■ **GIVEN REQUEST**: Retype the material that follows, keeping every word as it is.

— start of PROVIDED DATA —

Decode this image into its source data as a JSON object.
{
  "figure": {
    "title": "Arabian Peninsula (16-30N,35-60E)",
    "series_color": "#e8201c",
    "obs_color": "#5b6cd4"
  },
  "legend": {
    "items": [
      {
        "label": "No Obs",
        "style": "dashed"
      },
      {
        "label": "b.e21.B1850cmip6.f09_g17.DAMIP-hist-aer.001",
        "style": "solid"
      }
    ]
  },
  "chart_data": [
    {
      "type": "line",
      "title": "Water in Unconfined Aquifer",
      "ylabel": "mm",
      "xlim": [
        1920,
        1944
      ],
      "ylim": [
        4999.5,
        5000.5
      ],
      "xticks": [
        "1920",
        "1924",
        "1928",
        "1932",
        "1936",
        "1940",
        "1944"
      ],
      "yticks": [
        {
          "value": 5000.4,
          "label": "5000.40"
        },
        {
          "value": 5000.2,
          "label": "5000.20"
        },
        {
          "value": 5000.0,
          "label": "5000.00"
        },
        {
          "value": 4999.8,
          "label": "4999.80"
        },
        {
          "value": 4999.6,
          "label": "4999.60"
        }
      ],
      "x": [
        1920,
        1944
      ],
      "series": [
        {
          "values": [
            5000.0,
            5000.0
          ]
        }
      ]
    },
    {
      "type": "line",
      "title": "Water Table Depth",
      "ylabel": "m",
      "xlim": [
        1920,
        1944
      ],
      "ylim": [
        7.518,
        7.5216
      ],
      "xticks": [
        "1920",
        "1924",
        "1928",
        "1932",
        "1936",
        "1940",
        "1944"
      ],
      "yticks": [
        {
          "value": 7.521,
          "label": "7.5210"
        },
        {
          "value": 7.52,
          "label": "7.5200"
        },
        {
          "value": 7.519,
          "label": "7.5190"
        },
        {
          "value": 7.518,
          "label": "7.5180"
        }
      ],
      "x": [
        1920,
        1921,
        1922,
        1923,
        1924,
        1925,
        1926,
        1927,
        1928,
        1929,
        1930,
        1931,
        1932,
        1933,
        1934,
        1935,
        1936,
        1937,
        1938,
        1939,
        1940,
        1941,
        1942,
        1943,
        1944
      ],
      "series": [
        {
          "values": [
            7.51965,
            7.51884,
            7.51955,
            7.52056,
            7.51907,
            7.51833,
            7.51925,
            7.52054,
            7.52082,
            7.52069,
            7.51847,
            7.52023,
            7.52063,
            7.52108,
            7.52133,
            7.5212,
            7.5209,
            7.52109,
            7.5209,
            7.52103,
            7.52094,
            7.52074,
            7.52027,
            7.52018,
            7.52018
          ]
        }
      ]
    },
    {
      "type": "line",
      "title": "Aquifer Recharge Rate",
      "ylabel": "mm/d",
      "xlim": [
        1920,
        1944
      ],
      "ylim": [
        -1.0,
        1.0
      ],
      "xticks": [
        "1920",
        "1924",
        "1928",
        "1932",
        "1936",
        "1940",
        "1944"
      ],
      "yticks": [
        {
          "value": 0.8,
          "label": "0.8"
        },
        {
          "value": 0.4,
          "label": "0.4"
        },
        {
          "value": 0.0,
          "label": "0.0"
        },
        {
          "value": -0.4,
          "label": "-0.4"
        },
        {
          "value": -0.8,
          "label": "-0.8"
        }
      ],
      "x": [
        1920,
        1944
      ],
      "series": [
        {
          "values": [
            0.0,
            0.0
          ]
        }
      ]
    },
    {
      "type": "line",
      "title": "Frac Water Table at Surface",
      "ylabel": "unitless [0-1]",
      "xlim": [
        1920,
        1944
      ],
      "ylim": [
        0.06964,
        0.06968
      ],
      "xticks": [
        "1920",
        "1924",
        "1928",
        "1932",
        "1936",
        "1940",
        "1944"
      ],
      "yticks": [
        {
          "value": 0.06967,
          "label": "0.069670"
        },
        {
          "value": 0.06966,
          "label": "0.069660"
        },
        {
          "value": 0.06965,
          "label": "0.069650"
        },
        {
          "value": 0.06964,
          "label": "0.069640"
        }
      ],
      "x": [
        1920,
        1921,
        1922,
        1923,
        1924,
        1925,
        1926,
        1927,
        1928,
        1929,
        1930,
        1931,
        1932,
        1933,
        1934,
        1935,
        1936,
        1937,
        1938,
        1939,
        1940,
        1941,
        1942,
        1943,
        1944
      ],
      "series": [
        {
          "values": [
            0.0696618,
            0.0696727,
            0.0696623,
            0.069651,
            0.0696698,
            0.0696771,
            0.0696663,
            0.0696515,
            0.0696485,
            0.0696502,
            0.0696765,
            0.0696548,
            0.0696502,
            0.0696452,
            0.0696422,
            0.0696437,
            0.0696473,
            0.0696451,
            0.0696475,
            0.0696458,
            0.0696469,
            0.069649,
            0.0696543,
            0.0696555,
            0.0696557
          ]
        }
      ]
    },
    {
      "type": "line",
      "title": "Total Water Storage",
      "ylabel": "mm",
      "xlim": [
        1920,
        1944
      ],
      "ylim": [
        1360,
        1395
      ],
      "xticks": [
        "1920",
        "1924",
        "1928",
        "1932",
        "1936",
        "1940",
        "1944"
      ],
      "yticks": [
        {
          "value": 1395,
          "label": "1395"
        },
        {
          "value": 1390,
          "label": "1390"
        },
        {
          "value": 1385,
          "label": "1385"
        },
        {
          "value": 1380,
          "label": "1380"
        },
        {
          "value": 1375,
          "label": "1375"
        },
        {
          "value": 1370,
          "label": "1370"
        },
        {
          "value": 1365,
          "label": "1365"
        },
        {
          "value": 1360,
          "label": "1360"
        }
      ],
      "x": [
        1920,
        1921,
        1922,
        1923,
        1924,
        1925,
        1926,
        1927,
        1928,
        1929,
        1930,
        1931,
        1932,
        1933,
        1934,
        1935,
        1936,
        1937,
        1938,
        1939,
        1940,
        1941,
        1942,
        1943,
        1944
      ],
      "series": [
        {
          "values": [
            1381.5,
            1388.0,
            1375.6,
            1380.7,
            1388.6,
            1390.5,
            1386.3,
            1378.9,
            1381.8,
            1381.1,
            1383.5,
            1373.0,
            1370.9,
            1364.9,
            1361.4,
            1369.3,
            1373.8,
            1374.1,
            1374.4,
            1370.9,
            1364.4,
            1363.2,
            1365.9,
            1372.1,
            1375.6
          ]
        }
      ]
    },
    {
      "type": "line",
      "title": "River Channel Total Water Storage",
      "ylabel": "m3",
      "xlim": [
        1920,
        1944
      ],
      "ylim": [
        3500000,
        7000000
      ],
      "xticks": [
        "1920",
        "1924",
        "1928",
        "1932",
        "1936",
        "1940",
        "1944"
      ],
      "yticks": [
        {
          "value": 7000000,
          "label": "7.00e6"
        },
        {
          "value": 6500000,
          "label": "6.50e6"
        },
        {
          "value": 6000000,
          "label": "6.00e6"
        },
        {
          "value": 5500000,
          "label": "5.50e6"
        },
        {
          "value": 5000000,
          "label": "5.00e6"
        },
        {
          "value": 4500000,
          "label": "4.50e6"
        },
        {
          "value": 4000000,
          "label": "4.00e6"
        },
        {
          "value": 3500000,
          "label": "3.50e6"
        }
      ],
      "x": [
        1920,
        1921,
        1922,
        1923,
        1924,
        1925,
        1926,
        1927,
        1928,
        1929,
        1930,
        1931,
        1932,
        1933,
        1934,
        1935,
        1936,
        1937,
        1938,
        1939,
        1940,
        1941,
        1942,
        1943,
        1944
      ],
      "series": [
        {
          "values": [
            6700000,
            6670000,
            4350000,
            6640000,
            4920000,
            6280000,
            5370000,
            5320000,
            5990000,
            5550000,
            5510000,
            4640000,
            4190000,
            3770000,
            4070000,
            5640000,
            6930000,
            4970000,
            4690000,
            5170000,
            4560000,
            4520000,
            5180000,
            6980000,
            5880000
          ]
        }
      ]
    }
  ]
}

— end of PROVIDED DATA —

■ **TASK RESULT**:
Decode this image into its source data as a JSON object.
{
  "figure": {
    "title": "Arabian Peninsula (16-30N,35-60E)",
    "series_color": "#e8201c",
    "obs_color": "#5b6cd4"
  },
  "legend": {
    "items": [
      {
        "label": "No Obs",
        "style": "dashed"
      },
      {
        "label": "b.e21.B1850cmip6.f09_g17.DAMIP-hist-aer.001",
        "style": "solid"
      }
    ]
  },
  "chart_data": [
    {
      "type": "line",
      "title": "Water in Unconfined Aquifer",
      "ylabel": "mm",
      "xlim": [
        1920,
        1944
      ],
      "ylim": [
        4999.5,
        5000.5
      ],
      "xticks": [
        "1920",
        "1924",
        "1928",
        "1932",
        "1936",
        "1940",
        "1944"
      ],
      "yticks": [
        {
          "value": 5000.4,
          "label": "5000.40"
        },
        {
          "value": 5000.2,
          "label": "5000.20"
        },
        {
          "value": 5000.0,
          "label": "5000.00"
        },
        {
          "value": 4999.8,
          "label": "4999.80"
        },
        {
          "value": 4999.6,
          "label": "4999.60"
        }
      ],
      "x": [
        1920,
        1944
      ],
      "series": [
        {
          "values": [
            5000.0,
            5000.0
          ]
        }
      ]
    },
    {
      "type": "line",
      "title": "Water Table Depth",
      "ylabel": "m",
      "xlim": [
        1920,
        1944
      ],
      "ylim": [
        7.518,
        7.5216
      ],
      "xticks": [
        "1920",
        "1924",
        "1928",
        "1932",
        "1936",
        "1940",
        "1944"
      ],
      "yticks": [
        {
          "value": 7.521,
          "label": "7.5210"
        },
        {
          "value": 7.52,
          "label": "7.5200"
        },
        {
          "value": 7.519,
          "label": "7.5190"
        },
        {
          "value": 7.518,
          "label": "7.5180"
        }
      ],
      "x": [
        1920,
        1921,
        1922,
        1923,
        1924,
        1925,
        1926,
        1927,
        1928,
        1929,
        1930,
        1931,
        1932,
        1933,
        1934,
        1935,
        1936,
        1937,
        1938,
        1939,
        1940,
        1941,
        1942,
        1943,
        1944
      ],
      "series": [
        {
          "values": [
            7.51965,
            7.51884,
            7.51955,
            7.52056,
            7.51907,
            7.51833,
            7.51925,
            7.52054,
            7.52082,
            7.52069,
            7.51847,
            7.52023,
            7.52063,
            7.52108,
            7.52133,
            7.5212,
            7.5209,
            7.52109,
            7.5209,
            7.52103,
            7.52094,
            7.52074,
            7.52027,
            7.52018,
            7.52018
          ]
        }
      ]
    },
    {
      "type": "line",
      "title": "Aquifer Recharge Rate",
      "ylabel": "mm/d",
      "xlim": [
        1920,
        1944
      ],
      "ylim": [
        -1.0,
        1.0
      ],
      "xticks": [
        "1920",
        "1924",
        "1928",
        "1932",
        "1936",
        "1940",
        "1944"
      ],
      "yticks": [
        {
          "value": 0.8,
          "label": "0.8"
        },
        {
          "value": 0.4,
          "label": "0.4"
        },
        {
          "value": 0.0,
          "label": "0.0"
        },
        {
          "value": -0.4,
          "label": "-0.4"
        },
        {
          "value": -0.8,
          "label": "-0.8"
        }
      ],
      "x": [
        1920,
        1944
      ],
      "series": [
        {
          "values": [
            0.0,
            0.0
          ]
        }
      ]
    },
    {
      "type": "line",
      "title": "Frac Water Table at Surface",
      "ylabel": "unitless [0-1]",
      "xlim": [
        1920,
        1944
      ],
      "ylim": [
        0.06964,
        0.06968
      ],
      "xticks": [
        "1920",
        "1924",
        "1928",
        "1932",
        "1936",
        "1940",
        "1944"
      ],
      "yticks": [
        {
          "value": 0.06967,
          "label": "0.069670"
        },
        {
          "value": 0.06966,
          "label": "0.069660"
        },
        {
          "value": 0.06965,
          "label": "0.069650"
        },
        {
          "value": 0.06964,
          "label": "0.069640"
        }
      ],
      "x": [
        1920,
        1921,
        1922,
        1923,
        1924,
        1925,
        1926,
        1927,
        1928,
        1929,
        1930,
        1931,
        1932,
        1933,
        1934,
        1935,
        1936,
        1937,
        1938,
        1939,
        1940,
        1941,
        1942,
        1943,
        1944
      ],
      "series": [
        {
          "values": [
            0.0696618,
            0.0696727,
            0.0696623,
            0.069651,
            0.0696698,
            0.0696771,
            0.0696663,
            0.0696515,
            0.0696485,
            0.0696502,
            0.0696765,
            0.0696548,
            0.0696502,
            0.0696452,
            0.0696422,
            0.0696437,
            0.0696473,
            0.0696451,
            0.0696475,
            0.0696458,
            0.0696469,
            0.069649,
            0.0696543,
            0.0696555,
            0.0696557
          ]
        }
      ]
    },
    {
      "type": "line",
      "title": "Total Water Storage",
      "ylabel": "mm",
      "xlim": [
        1920,
        1944
      ],
      "ylim": [
        1360,
        1395
      ],
      "xticks": [
        "1920",
        "1924",
        "1928",
        "1932",
        "1936",
        "1940",
        "1944"
      ],
      "yticks": [
        {
          "value": 1395,
          "label": "1395"
        },
        {
          "value": 1390,
          "label": "1390"
        },
        {
          "value": 1385,
          "label": "1385"
        },
        {
          "value": 1380,
          "label": "1380"
        },
        {
          "value": 1375,
          "label": "1375"
        },
        {
          "value": 1370,
          "label": "1370"
        },
        {
          "value": 1365,
          "label": "1365"
        },
        {
          "value": 1360,
          "label": "1360"
        }
      ],
      "x": [
        1920,
        1921,
        1922,
        1923,
        1924,
        1925,
        1926,
        1927,
        1928,
        1929,
        1930,
        1931,
        1932,
        1933,
        1934,
        1935,
        1936,
        1937,
        1938,
        1939,
        1940,
        1941,
        1942,
        1943,
        1944
      ],
      "series": [
        {
          "values": [
            1381.5,
            1388.0,
            1375.6,
            1380.7,
            1388.6,
            1390.5,
            1386.3,
            1378.9,
            1381.8,
            1381.1,
            1383.5,
            1373.0,
            1370.9,
            1364.9,
            1361.4,
            1369.3,
            1373.8,
            1374.1,
            1374.4,
            1370.9,
            1364.4,
            1363.2,
            1365.9,
            1372.1,
            1375.6
          ]
        }
      ]
    },
    {
      "type": "line",
      "title": "River Channel Total Water Storage",
      "ylabel": "m3",
      "xlim": [
        1920,
        1944
      ],
      "ylim": [
        3500000,
        7000000
      ],
      "xticks": [
        "1920",
        "1924",
        "1928",
        "1932",
        "1936",
        "1940",
        "1944"
      ],
      "yticks": [
        {
          "value": 7000000,
          "label": "7.00e6"
        },
        {
          "value": 6500000,
          "label": "6.50e6"
        },
        {
          "value": 6000000,
          "label": "6.00e6"
        },
        {
          "value": 5500000,
          "label": "5.50e6"
        },
        {
          "value": 5000000,
          "label": "5.00e6"
        },
        {
          "value": 4500000,
          "label": "4.50e6"
        },
        {
          "value": 4000000,
          "label": "4.00e6"
        },
        {
          "value": 3500000,
          "label": "3.50e6"
        }
      ],
      "x": [
        1920,
        1921,
        1922,
        1923,
        1924,
        1925,
        1926,
        1927,
        1928,
        1929,
        1930,
        1931,
        1932,
        1933,
        1934,
        1935,
        1936,
        1937,
        1938,
        1939,
        1940,
        1941,
        1942,
        1943,
        1944
      ],
      "series": [
        {
          "values": [
            6700000,
            6670000,
            4350000,
            6640000,
            4920000,
            6280000,
            5370000,
            5320000,
            5990000,
            5550000,
            5510000,
            4640000,
            4190000,
            3770000,
            4070000,
            5640000,
            6930000,
            4970000,
            4690000,
            5170000,
            4560000,
            4520000,
            5180000,
            6980000,
            5880000
          ]
        }
      ]
    }
  ]
}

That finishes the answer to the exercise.